-- START INPUT ROWS --

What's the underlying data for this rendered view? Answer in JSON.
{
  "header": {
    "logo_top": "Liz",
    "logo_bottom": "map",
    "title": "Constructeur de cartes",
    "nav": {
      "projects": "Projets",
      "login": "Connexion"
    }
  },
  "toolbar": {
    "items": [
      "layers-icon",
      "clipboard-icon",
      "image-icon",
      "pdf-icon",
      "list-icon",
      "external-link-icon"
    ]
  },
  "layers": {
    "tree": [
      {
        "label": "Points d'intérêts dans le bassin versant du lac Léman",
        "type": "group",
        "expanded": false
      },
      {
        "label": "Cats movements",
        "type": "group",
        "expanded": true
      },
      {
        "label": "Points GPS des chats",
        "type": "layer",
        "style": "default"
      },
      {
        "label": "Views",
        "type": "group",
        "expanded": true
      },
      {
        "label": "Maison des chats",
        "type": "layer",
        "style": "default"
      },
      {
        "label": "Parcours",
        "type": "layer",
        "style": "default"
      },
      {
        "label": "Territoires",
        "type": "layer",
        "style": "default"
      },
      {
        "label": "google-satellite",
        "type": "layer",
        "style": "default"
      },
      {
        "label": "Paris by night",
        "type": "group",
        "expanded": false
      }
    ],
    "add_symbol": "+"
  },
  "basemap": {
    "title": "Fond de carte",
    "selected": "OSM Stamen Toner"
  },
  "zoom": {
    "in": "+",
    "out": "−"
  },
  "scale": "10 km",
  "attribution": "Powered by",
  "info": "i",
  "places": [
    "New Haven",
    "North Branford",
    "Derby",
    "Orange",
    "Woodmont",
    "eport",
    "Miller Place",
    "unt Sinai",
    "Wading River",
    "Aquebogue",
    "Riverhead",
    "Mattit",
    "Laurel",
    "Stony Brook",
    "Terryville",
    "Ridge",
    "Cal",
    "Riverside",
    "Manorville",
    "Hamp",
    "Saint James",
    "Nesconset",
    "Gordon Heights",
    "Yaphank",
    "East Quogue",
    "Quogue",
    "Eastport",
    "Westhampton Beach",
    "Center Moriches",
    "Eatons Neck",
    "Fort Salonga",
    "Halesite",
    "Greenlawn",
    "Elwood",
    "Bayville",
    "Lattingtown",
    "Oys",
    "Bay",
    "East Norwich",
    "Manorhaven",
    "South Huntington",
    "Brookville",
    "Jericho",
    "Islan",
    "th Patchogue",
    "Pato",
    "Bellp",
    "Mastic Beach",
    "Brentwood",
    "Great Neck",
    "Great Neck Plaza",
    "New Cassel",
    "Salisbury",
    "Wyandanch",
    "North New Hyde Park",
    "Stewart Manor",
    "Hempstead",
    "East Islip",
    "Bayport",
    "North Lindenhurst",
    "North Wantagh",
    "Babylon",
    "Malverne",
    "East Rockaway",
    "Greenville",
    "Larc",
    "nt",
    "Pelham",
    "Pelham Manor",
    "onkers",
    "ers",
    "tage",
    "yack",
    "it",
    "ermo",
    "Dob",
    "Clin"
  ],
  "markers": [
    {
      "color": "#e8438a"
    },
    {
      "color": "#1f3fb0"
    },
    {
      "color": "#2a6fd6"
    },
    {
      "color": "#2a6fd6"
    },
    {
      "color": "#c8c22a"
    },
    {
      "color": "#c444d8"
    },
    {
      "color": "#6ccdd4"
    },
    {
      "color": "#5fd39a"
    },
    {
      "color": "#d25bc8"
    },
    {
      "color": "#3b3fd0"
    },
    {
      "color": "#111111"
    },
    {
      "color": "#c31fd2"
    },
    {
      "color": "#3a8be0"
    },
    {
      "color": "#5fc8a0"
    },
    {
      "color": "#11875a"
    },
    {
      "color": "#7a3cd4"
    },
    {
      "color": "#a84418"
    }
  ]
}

-- END INPUT ROWS --

WRITTEN TASK>
Repeat the whole listing exactly, keeping every line intact.

RESULT FOR THIS TASK>
What's the underlying data for this rendered view? Answer in JSON.
{
  "header": {
    "logo_top": "Liz",
    "logo_bottom": "map",
    "title": "Constructeur de cartes",
    "nav": {
      "projects": "Projets",
      "login": "Connexion"
    }
  },
  "toolbar": {
    "items": [
      "layers-icon",
      "clipboard-icon",
      "image-icon",
      "pdf-icon",
      "list-icon",
      "external-link-icon"
    ]
  },
  "layers": {
    "tree": [
      {
        "label": "Points d'intérêts dans le bassin versant du lac Léman",
        "type": "group",
        "expanded": false
      },
      {
        "label": "Cats movements",
        "type": "group",
        "expanded": true
      },
      {
        "label": "Points GPS des chats",
        "type": "layer",
        "style": "default"
      },
      {
        "label": "Views",
        "type": "group",
        "expanded": true
      },
      {
        "label": "Maison des chats",
        "type": "layer",
        "style": "default"
      },
      {
        "label": "Parcours",
        "type": "layer",
        "style": "default"
      },
      {
        "label": "Territoires",
        "type": "layer",
        "style": "default"
      },
      {
        "label": "google-satellite",
        "type": "layer",
        "style": "default"
      },
      {
        "label": "Paris by night",
        "type": "group",
        "expanded": false
      }
    ],
    "add_symbol": "+"
  },
  "basemap": {
    "title": "Fond de carte",
    "selected": "OSM Stamen Toner"
  },
  "zoom": {
    "in": "+",
    "out": "−"
  },
  "scale": "10 km",
  "attribution": "Powered by",
  "info": "i",
  "places": [
    "New Haven",
    "North Branford",
    "Derby",
    "Orange",
    "Woodmont",
    "eport",
    "Miller Place",
    "unt Sinai",
    "Wading River",
    "Aquebogue",
    "Riverhead",
    "Mattit",
    "Laurel",
    "Stony Brook",
    "Terryville",
    "Ridge",
    "Cal",
    "Riverside",
    "Manorville",
    "Hamp",
    "Saint James",
    "Nesconset",
    "Gordon Heights",
    "Yaphank",
    "East Quogue",
    "Quogue",
    "Eastport",
    "Westhampton Beach",
    "Center Moriches",
    "Eatons Neck",
    "Fort Salonga",
    "Halesite",
    "Greenlawn",
    "Elwood",
    "Bayville",
    "Lattingtown",
    "Oys",
    "Bay",
    "East Norwich",
    "Manorhaven",
    "South Huntington",
    "Brookville",
    "Jericho",
    "Islan",
    "th Patchogue",
    "Pato",
    "Bellp",
    "Mastic Beach",
    "Brentwood",
    "Great Neck",
    "Great Neck Plaza",
    "New Cassel",
    "Salisbury",
    "Wyandanch",
    "North New Hyde Park",
    "Stewart Manor",
    "Hempstead",
    "East Islip",
    "Bayport",
    "North Lindenhurst",
    "North Wantagh",
    "Babylon",
    "Malverne",
    "East Rockaway",
    "Greenville",
    "Larc",
    "nt",
    "Pelham",
    "Pelham Manor",
    "onkers",
    "ers",
    "tage",
    "yack",
    "it",
    "ermo",
    "Dob",
    "Clin"
  ],
  "markers": [
    {
      "color": "#e8438a"
    },
    {
      "color": "#1f3fb0"
    },
    {
      "color": "#2a6fd6"
    },
    {
      "color": "#2a6fd6"
    },
    {
      "color": "#c8c22a"
    },
    {
      "color": "#c444d8"
    },
    {
      "color": "#6ccdd4"
    },
    {
      "color": "#5fd39a"
    },
    {
      "color": "#d25bc8"
    },
    {
      "color": "#3b3fd0"
    },
    {
      "color": "#111111"
    },
    {
      "color": "#c31fd2"
    },
    {
      "color": "#3a8be0"
    },
    {
      "color": "#5fc8a0"
    },
    {
      "color": "#11875a"
    },
    {
      "color": "#7a3cd4"
    },
    {
      "color": "#a84418"
    }
  ]
}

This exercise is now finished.